● **Exercise material**
--- BEGIN ---
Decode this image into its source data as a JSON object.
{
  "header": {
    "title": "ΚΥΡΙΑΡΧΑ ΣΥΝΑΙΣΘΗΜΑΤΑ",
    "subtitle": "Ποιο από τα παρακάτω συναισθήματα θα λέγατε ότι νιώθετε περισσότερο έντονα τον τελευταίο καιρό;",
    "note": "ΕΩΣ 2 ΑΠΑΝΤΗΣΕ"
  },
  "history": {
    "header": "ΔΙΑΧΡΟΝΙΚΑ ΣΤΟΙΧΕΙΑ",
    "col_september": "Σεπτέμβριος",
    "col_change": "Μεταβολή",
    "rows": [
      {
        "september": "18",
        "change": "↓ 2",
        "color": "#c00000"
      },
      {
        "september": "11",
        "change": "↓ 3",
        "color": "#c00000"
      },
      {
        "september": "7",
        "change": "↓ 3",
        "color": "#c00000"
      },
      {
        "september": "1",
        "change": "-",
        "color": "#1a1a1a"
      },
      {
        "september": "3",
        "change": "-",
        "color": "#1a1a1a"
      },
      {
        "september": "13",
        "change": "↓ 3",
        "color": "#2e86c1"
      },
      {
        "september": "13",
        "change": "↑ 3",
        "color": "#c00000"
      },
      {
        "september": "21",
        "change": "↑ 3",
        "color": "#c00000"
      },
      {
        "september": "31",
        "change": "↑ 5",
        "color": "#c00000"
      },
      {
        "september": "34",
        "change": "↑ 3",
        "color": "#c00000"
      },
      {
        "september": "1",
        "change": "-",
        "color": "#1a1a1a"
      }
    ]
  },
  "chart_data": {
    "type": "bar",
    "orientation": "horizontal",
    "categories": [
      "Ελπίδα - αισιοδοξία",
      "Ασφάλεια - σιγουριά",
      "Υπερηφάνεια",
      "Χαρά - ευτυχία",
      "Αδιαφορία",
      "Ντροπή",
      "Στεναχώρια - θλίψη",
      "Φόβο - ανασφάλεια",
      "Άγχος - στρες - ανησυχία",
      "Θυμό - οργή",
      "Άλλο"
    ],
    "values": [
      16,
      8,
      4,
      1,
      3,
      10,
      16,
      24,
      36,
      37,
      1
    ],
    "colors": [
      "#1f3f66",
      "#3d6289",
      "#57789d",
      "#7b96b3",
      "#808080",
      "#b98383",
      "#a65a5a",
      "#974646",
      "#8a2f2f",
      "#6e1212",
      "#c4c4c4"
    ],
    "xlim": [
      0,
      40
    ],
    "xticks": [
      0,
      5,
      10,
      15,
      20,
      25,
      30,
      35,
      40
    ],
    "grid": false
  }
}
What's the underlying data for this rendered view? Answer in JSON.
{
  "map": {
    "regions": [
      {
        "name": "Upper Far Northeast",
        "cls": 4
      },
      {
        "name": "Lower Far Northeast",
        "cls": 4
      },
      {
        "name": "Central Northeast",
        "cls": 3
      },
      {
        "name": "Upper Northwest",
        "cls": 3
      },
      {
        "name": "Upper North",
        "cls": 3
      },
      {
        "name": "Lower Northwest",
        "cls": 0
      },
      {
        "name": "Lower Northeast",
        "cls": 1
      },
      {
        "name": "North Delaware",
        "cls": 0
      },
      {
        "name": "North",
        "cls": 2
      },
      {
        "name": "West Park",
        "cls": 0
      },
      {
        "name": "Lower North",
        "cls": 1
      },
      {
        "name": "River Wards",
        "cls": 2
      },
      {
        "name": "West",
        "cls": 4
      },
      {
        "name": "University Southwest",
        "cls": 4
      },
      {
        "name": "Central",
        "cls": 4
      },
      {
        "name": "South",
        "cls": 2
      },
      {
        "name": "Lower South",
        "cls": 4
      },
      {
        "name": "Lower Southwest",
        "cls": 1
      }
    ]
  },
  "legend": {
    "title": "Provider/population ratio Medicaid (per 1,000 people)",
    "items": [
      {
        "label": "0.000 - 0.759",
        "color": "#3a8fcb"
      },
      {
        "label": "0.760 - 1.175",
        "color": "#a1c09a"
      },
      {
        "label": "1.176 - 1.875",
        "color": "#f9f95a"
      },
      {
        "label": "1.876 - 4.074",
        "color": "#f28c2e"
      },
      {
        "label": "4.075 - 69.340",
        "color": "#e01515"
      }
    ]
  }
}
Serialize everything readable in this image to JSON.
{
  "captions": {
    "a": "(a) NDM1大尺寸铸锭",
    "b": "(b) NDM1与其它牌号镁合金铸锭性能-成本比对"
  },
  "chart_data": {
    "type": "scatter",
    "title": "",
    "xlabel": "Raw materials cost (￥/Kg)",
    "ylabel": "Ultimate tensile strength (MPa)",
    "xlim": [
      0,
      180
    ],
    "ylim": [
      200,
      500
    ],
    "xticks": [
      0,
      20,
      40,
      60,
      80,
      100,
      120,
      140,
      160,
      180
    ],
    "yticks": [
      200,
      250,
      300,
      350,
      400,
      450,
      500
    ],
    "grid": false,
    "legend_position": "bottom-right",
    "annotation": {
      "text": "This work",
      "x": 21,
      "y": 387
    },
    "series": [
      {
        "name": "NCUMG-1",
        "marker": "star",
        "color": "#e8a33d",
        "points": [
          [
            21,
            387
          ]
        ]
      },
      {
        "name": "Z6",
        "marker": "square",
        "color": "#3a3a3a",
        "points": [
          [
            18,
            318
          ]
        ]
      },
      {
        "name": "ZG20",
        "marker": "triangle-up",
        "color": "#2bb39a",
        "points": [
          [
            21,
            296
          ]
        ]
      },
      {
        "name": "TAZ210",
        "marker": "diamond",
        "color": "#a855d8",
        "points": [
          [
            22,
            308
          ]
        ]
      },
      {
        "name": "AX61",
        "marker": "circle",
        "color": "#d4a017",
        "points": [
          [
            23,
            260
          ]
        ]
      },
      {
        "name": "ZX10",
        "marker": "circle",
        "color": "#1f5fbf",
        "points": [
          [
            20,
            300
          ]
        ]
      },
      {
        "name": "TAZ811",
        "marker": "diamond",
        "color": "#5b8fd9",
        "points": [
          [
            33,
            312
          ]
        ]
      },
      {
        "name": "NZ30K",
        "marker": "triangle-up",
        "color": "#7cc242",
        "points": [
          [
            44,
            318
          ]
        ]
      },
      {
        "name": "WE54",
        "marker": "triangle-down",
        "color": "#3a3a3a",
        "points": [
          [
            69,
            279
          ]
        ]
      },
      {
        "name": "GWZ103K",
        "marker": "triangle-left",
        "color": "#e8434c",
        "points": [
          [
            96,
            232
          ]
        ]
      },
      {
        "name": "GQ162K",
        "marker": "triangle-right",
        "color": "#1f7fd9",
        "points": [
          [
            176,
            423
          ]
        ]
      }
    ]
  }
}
--- END ---
Identify each line in the entries with the word "image" and copy it.

● **Response**
Decode this image into its source data as a JSON object.
Serialize everything readable in this image to JSON.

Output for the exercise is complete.